Task to complete » Everything in the listing except the pictures should be written out exactly.

Stored data

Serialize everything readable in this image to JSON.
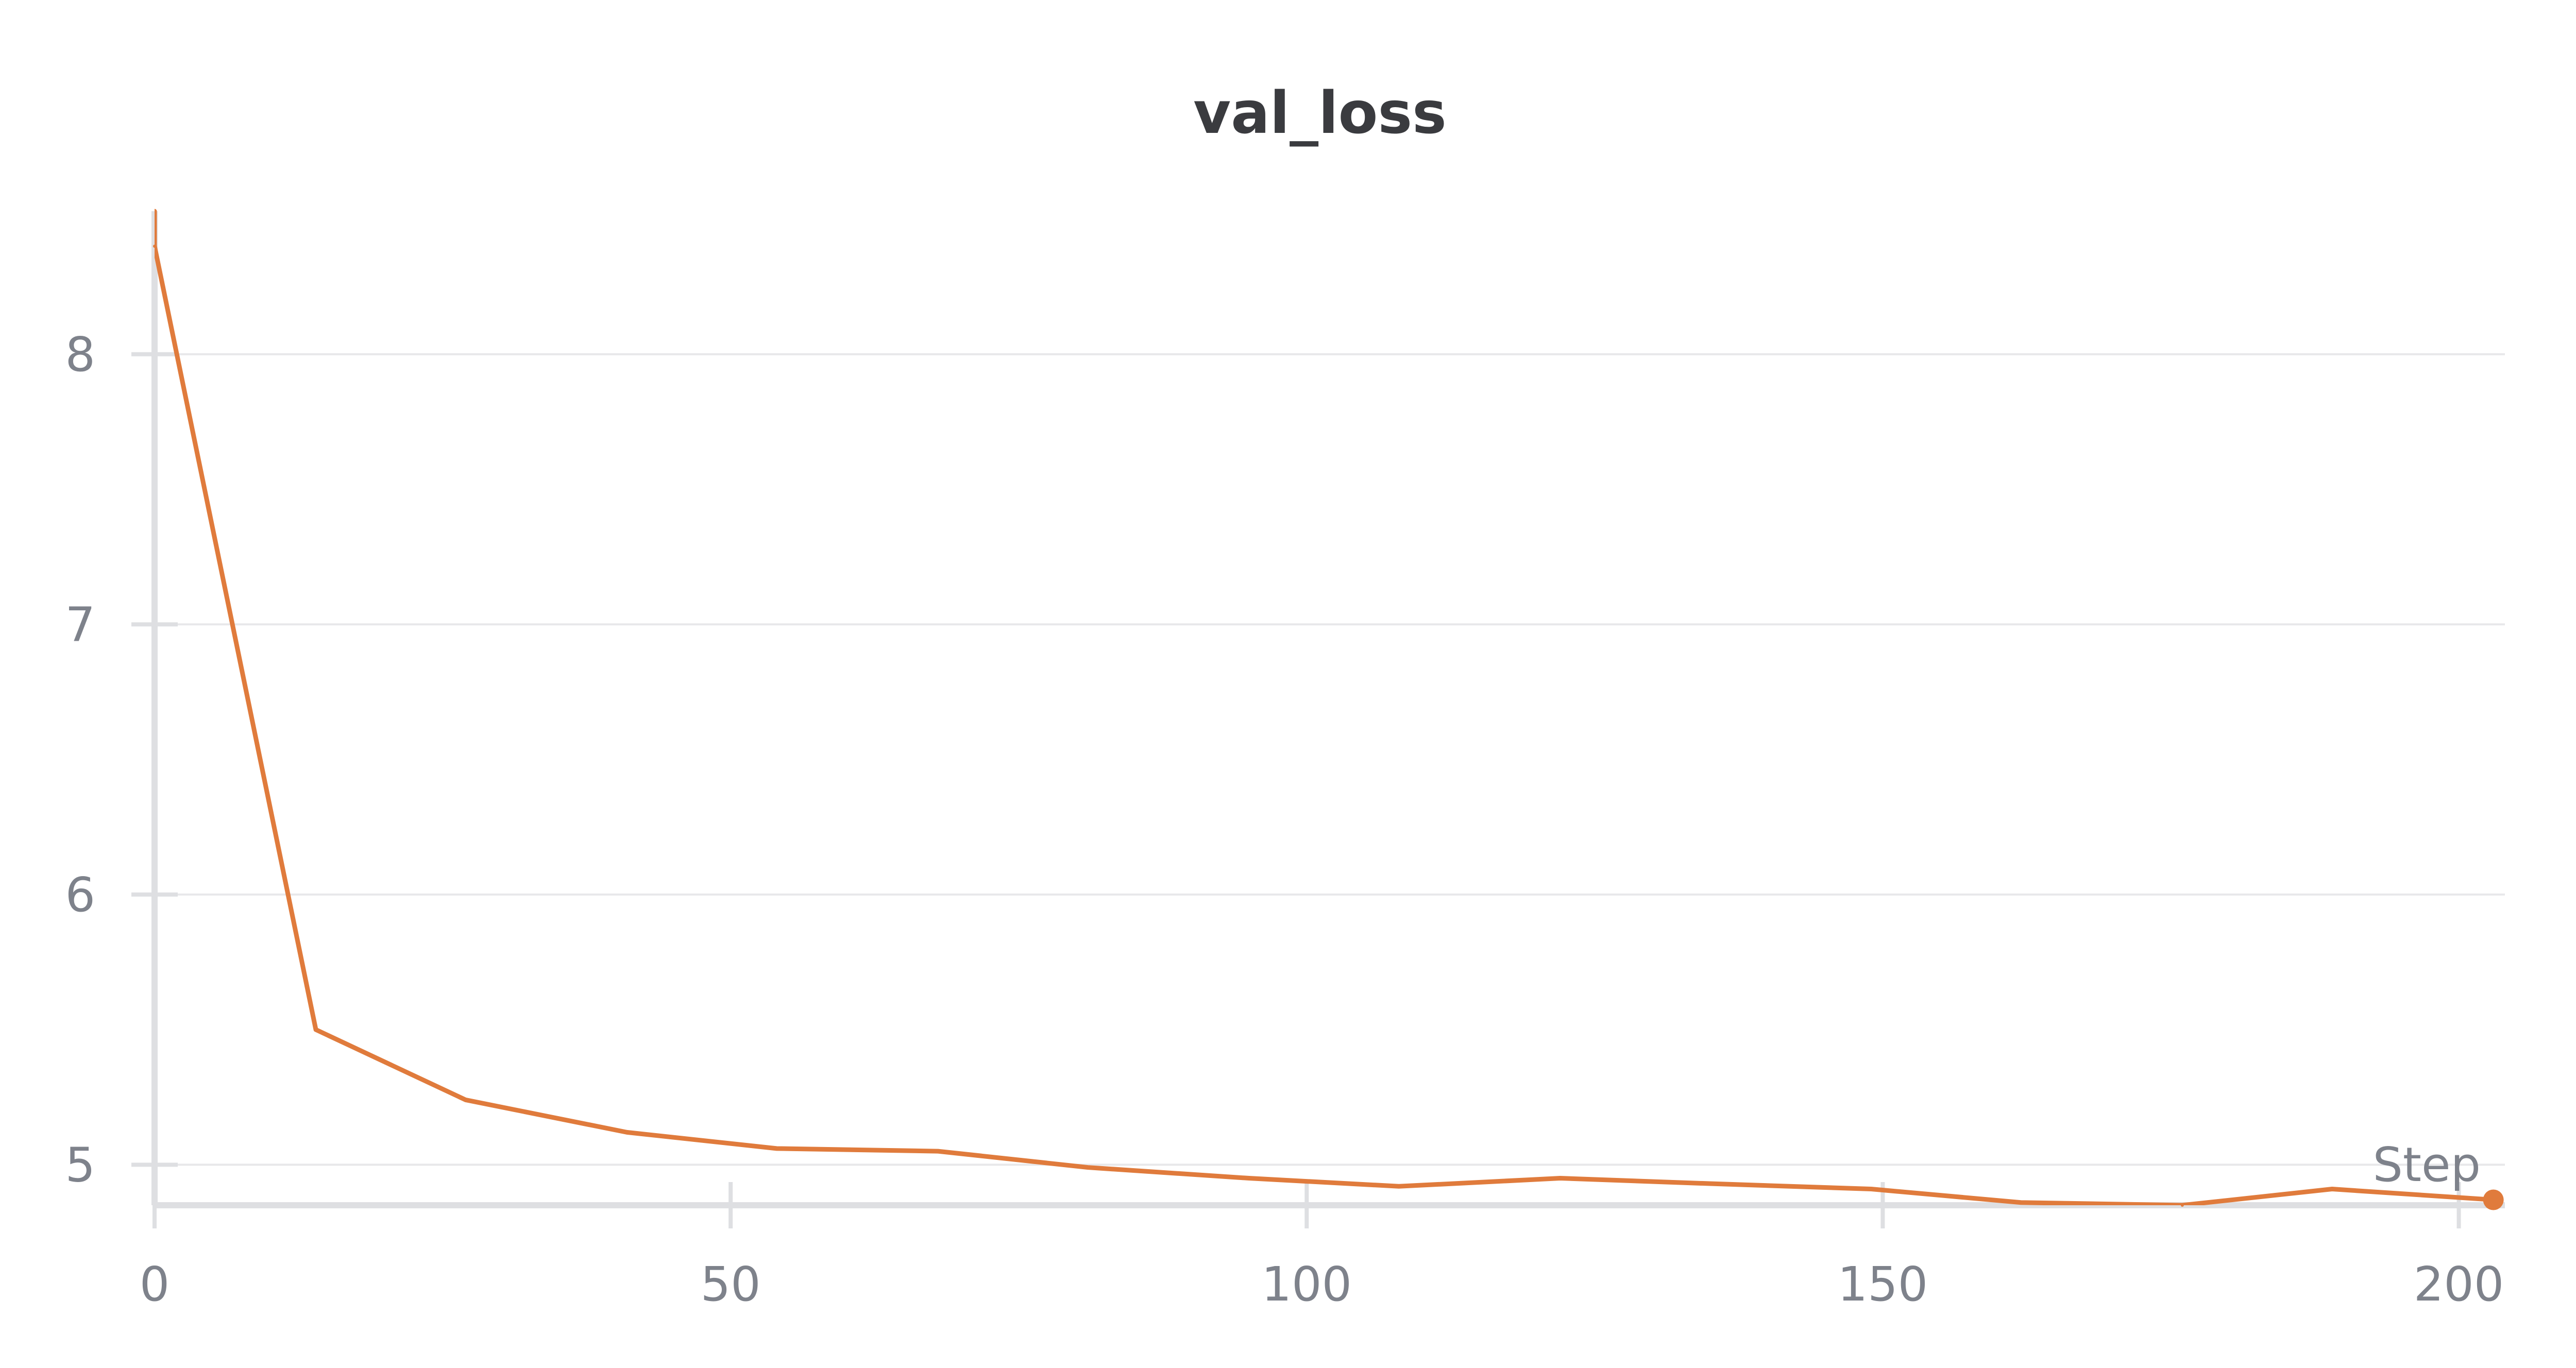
{
  "chart_data": {
    "type": "line",
    "title": "val_loss",
    "xlabel": "Step",
    "ylabel": "",
    "xlim": [
      0,
      204
    ],
    "ylim": [
      4.85,
      8.52
    ],
    "x_ticks": [
      0,
      50,
      100,
      150,
      200
    ],
    "y_ticks": [
      5,
      6,
      7,
      8
    ],
    "grid": true,
    "legend": "none",
    "series": [
      {
        "color": "#e07b3c",
        "x": [
          0,
          14,
          27,
          41,
          54,
          68,
          81,
          95,
          108,
          122,
          135,
          149,
          162,
          176,
          189,
          203
        ],
        "y": [
          8.4,
          5.5,
          5.24,
          5.12,
          5.06,
          5.05,
          4.99,
          4.95,
          4.92,
          4.95,
          4.93,
          4.91,
          4.86,
          4.85,
          4.91,
          4.87
        ]
      }
    ]
  }
}
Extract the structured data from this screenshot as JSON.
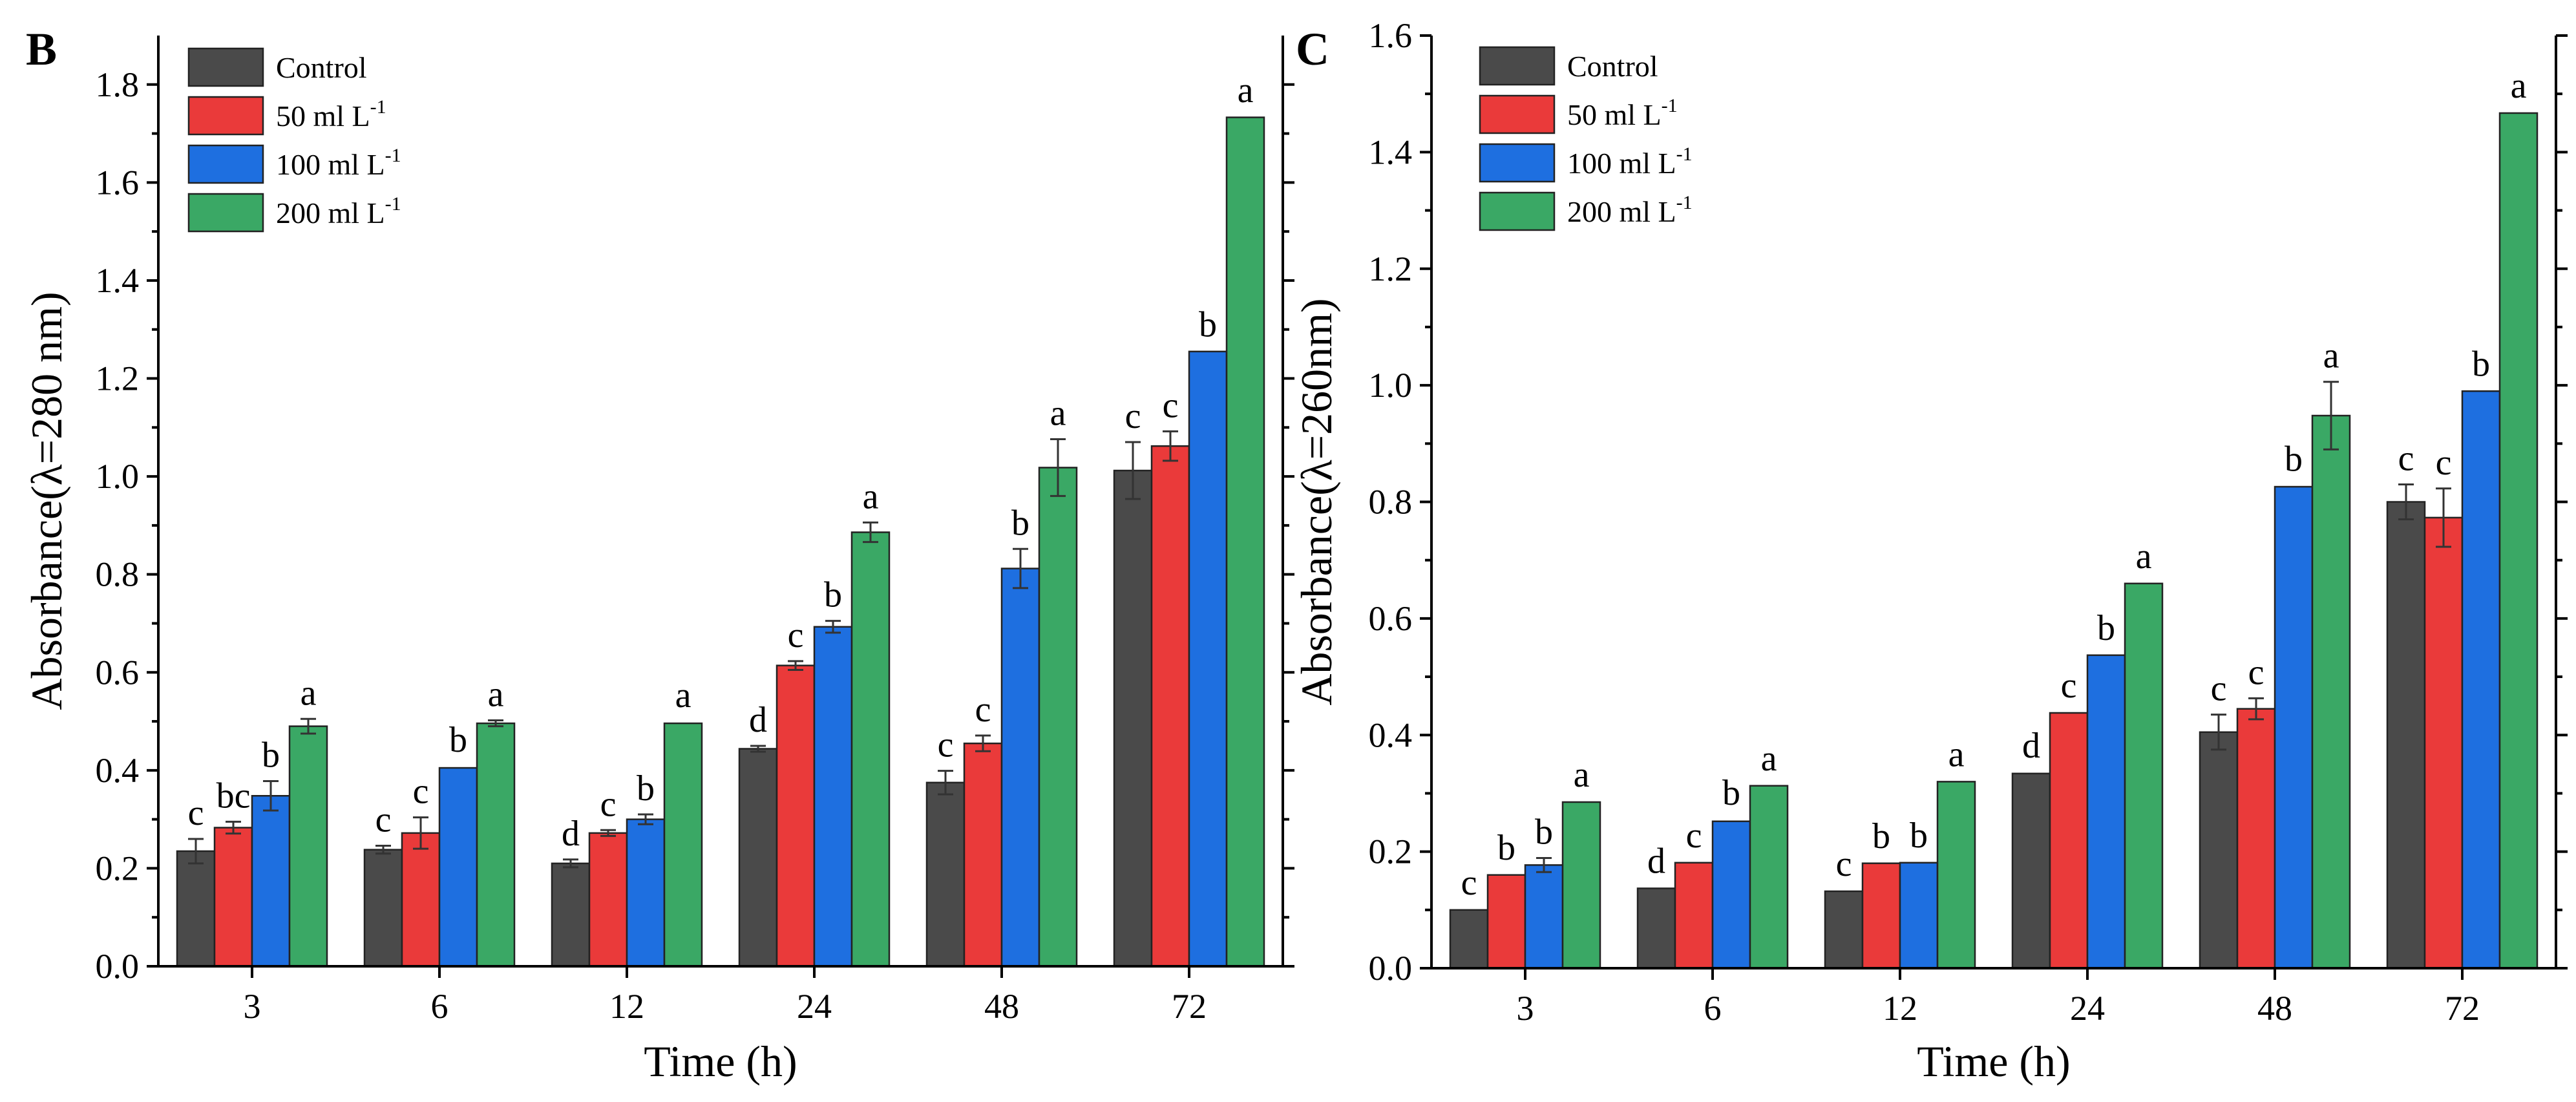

Answer for this exercise »
Serialize everything readable in this image to JSON.
{
  "chart_data": {
    "type": "line",
    "title": "val_loss",
    "xlabel": "Step",
    "ylabel": "",
    "xlim": [
      0,
      204
    ],
    "ylim": [
      4.85,
      8.52
    ],
    "x_ticks": [
      0,
      50,
      100,
      150,
      200
    ],
    "y_ticks": [
      5,
      6,
      7,
      8
    ],
    "grid": true,
    "legend": "none",
    "series": [
      {
        "color": "#e07b3c",
        "x": [
          0,
          14,
          27,
          41,
          54,
          68,
          81,
          95,
          108,
          122,
          135,
          149,
          162,
          176,
          189,
          203
        ],
        "y": [
          8.4,
          5.5,
          5.24,
          5.12,
          5.06,
          5.05,
          4.99,
          4.95,
          4.92,
          4.95,
          4.93,
          4.91,
          4.86,
          4.85,
          4.91,
          4.87
        ]
      }
    ]
  }
}
Extract the structured data from this screenshot as JSON.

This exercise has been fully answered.